WHAT THE TASK ASKS:
Below are some records; work out how many of their lines contain "this" and give the number only.

· · · · · · ·

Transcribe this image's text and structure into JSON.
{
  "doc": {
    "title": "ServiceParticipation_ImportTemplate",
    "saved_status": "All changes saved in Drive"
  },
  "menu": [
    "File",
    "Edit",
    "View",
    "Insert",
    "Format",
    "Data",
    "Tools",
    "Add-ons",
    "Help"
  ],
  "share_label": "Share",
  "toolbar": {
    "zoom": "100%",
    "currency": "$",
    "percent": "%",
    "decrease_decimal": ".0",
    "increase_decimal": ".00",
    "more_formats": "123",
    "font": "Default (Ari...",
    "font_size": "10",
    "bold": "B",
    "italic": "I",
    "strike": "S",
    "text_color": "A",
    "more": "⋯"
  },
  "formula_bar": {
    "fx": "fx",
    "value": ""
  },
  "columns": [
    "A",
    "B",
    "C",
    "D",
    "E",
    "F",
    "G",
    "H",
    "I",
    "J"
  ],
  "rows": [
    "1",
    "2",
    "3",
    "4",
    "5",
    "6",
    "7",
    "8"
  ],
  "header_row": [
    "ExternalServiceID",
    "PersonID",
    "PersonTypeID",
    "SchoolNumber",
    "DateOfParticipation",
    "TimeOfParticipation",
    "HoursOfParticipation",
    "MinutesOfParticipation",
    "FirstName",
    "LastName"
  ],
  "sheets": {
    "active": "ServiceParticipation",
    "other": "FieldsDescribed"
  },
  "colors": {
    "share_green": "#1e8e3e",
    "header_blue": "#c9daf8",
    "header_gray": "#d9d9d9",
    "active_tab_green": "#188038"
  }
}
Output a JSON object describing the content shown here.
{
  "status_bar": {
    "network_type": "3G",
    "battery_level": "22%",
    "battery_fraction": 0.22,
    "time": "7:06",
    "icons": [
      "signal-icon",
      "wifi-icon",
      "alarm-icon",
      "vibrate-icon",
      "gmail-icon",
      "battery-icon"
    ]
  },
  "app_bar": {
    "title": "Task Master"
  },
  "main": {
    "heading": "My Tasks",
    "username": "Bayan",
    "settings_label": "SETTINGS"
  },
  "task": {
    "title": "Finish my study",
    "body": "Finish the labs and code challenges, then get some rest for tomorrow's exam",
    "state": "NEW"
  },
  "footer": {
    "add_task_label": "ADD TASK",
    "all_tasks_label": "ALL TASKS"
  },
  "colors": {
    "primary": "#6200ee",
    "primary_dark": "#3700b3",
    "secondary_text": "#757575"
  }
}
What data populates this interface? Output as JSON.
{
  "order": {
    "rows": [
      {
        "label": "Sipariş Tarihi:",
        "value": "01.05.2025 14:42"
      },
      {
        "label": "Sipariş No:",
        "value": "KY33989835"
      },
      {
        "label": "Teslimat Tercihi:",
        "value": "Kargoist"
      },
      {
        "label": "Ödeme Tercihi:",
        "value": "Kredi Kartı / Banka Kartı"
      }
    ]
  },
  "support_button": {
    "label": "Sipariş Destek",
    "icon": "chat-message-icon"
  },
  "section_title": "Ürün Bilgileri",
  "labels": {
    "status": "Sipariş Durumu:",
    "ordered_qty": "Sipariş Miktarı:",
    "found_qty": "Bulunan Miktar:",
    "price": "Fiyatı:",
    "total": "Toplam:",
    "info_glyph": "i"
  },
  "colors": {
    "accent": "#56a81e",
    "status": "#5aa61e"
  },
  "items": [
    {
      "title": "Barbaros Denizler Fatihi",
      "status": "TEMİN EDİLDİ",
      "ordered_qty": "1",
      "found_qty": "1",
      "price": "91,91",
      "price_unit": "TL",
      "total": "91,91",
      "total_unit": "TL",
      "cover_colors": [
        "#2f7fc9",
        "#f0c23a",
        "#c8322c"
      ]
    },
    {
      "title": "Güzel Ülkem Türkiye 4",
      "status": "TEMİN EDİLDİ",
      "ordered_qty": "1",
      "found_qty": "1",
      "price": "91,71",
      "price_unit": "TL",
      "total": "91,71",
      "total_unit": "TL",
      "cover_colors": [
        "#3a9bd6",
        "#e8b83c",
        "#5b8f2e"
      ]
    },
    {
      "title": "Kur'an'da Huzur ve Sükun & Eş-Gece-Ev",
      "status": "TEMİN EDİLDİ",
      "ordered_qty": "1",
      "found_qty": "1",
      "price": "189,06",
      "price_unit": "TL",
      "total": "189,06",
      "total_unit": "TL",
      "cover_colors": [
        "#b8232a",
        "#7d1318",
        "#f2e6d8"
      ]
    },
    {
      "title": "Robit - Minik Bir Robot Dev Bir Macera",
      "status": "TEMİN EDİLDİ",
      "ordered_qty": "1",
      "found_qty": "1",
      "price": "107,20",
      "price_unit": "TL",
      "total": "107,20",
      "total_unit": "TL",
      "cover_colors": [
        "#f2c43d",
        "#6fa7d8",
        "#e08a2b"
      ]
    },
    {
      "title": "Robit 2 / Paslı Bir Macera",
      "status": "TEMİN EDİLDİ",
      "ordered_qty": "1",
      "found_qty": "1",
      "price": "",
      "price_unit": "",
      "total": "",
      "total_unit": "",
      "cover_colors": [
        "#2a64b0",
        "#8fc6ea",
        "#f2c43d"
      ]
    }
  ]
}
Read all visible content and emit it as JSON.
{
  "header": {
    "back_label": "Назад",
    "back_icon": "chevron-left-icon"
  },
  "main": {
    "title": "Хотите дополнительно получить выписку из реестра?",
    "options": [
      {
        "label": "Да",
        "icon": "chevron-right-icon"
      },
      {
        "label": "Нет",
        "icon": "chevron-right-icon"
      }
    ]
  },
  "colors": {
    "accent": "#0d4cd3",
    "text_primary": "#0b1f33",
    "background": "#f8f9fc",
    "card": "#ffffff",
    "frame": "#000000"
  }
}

· · · · · · ·

THE ANSWER:
2